_Data provided_
--- START ---

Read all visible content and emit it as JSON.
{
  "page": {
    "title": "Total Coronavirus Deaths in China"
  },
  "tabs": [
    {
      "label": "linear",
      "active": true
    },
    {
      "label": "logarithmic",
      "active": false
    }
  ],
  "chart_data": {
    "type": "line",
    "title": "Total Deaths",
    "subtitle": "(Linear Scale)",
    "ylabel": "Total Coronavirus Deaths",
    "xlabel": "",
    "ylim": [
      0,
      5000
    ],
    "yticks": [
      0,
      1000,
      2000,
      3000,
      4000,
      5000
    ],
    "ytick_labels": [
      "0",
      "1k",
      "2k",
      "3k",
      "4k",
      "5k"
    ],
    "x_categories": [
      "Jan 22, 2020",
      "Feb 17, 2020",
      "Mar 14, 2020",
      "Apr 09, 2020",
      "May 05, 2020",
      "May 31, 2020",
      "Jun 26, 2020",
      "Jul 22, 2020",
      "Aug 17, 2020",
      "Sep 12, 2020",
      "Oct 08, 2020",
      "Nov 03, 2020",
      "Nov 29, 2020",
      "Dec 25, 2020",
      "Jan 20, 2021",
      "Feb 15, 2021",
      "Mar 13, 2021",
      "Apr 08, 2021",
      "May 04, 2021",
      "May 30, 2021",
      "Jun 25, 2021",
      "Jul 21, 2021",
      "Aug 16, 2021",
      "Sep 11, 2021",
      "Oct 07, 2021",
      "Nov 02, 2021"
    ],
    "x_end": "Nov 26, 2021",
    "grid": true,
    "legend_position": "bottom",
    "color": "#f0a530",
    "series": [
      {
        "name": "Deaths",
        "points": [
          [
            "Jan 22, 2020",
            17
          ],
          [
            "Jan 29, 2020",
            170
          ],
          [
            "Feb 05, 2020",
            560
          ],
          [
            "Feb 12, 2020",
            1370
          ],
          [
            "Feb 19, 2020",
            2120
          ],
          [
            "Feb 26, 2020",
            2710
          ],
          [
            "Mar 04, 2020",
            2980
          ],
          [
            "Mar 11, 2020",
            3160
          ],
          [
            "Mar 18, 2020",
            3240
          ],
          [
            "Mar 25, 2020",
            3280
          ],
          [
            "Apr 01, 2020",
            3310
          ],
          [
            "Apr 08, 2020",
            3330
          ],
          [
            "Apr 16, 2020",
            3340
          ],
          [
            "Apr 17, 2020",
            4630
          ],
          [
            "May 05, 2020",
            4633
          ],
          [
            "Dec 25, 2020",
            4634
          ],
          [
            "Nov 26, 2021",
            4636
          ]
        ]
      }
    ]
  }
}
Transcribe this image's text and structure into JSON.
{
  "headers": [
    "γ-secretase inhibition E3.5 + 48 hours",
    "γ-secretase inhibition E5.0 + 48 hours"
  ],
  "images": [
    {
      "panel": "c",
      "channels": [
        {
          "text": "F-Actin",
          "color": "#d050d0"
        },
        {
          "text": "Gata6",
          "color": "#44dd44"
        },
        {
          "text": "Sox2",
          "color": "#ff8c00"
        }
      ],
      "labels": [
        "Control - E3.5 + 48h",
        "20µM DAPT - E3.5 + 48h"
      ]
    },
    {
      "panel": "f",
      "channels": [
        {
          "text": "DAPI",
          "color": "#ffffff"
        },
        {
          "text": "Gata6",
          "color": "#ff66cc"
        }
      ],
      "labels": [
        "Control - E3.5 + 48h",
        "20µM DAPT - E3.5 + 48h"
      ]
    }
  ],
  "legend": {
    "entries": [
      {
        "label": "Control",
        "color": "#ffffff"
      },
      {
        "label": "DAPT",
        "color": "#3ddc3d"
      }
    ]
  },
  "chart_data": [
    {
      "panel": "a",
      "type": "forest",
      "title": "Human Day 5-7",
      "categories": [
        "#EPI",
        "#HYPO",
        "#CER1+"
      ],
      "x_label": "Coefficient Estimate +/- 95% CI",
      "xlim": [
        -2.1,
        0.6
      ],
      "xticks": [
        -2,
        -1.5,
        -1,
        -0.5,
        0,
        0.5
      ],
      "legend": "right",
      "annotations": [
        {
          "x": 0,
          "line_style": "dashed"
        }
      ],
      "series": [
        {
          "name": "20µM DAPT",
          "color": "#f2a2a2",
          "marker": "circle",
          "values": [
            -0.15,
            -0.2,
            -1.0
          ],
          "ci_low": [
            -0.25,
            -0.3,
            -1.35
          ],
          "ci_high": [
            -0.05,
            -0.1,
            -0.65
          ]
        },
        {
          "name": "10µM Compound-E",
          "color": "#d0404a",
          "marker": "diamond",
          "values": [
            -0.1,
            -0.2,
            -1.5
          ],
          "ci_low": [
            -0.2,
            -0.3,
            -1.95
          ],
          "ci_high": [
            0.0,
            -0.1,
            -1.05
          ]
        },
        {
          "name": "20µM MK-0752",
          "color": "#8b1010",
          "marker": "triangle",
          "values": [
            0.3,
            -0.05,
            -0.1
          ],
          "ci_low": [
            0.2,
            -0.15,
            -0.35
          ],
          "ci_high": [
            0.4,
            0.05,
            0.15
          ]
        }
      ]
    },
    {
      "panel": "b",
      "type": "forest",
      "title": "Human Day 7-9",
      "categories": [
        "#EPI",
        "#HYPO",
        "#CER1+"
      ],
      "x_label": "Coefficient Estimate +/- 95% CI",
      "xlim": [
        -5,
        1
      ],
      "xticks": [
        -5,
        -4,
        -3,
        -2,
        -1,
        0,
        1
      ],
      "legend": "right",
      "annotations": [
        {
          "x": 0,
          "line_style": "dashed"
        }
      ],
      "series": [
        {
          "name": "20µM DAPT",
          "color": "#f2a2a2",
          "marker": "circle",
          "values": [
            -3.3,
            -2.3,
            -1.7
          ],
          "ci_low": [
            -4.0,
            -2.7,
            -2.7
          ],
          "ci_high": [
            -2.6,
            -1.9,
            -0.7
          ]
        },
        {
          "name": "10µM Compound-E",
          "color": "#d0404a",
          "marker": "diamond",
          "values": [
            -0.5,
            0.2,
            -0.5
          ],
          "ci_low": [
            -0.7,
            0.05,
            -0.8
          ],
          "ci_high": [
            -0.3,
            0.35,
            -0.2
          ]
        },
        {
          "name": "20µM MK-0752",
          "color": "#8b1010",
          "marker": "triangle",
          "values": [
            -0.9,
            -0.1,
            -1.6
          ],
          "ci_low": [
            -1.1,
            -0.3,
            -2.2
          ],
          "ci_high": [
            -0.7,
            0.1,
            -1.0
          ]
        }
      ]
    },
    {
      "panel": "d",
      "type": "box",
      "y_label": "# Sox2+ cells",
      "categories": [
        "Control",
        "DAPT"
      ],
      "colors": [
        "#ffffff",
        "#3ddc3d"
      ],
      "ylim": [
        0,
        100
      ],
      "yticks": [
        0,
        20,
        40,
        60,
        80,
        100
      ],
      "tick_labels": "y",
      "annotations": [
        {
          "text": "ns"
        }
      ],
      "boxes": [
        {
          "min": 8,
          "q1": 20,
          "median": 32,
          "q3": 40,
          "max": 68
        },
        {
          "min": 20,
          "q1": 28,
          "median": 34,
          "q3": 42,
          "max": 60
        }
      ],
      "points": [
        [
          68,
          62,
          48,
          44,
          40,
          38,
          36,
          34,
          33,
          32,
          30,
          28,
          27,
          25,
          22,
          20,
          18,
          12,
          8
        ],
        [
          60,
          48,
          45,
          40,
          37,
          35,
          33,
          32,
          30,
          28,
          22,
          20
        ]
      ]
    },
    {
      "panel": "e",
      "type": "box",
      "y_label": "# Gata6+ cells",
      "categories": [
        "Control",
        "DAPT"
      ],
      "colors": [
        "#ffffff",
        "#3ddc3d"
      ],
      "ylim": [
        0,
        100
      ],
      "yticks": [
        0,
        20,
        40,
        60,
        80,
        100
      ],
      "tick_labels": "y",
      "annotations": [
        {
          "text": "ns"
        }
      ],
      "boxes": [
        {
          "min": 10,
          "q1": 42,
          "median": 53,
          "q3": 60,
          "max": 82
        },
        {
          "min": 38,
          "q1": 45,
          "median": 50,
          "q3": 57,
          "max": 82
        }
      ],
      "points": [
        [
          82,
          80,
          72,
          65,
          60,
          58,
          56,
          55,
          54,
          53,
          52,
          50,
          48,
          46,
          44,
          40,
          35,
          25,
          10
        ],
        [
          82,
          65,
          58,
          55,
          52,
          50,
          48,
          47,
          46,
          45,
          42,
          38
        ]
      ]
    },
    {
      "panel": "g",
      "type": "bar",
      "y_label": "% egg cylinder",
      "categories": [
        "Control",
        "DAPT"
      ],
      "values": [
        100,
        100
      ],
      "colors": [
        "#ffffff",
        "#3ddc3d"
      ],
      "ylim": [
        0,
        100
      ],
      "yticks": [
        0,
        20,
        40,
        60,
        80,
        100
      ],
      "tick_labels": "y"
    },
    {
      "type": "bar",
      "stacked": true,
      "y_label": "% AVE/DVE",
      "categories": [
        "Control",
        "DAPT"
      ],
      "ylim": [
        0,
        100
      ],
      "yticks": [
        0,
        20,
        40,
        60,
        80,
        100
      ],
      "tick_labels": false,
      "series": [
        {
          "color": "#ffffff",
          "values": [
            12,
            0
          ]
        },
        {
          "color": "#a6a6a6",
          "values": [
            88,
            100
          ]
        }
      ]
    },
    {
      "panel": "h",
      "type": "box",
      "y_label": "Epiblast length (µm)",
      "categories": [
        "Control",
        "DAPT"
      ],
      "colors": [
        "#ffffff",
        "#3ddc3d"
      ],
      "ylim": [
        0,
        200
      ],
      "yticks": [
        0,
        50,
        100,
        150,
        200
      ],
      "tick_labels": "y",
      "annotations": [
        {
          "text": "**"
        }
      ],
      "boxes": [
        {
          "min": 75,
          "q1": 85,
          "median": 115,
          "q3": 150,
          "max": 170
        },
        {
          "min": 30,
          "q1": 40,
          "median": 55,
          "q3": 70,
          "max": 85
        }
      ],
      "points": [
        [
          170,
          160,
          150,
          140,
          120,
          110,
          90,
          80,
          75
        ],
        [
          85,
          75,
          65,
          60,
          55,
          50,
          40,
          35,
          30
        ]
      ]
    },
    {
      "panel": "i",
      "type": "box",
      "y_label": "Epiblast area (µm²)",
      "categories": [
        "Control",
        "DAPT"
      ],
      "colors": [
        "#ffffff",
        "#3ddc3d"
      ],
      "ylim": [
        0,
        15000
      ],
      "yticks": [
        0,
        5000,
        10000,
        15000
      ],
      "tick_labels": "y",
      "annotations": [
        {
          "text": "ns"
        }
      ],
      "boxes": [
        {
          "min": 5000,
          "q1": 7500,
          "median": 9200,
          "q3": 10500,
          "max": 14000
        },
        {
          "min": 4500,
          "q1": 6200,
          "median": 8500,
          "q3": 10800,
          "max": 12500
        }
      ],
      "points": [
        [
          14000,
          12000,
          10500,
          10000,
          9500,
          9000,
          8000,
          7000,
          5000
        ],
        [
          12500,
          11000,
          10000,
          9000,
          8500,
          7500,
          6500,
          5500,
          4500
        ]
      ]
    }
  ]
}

--- END ---

_Problem_
Tally up the lines in the records containing the word "inhibition", then give the count and nothing else.

_Your response_
2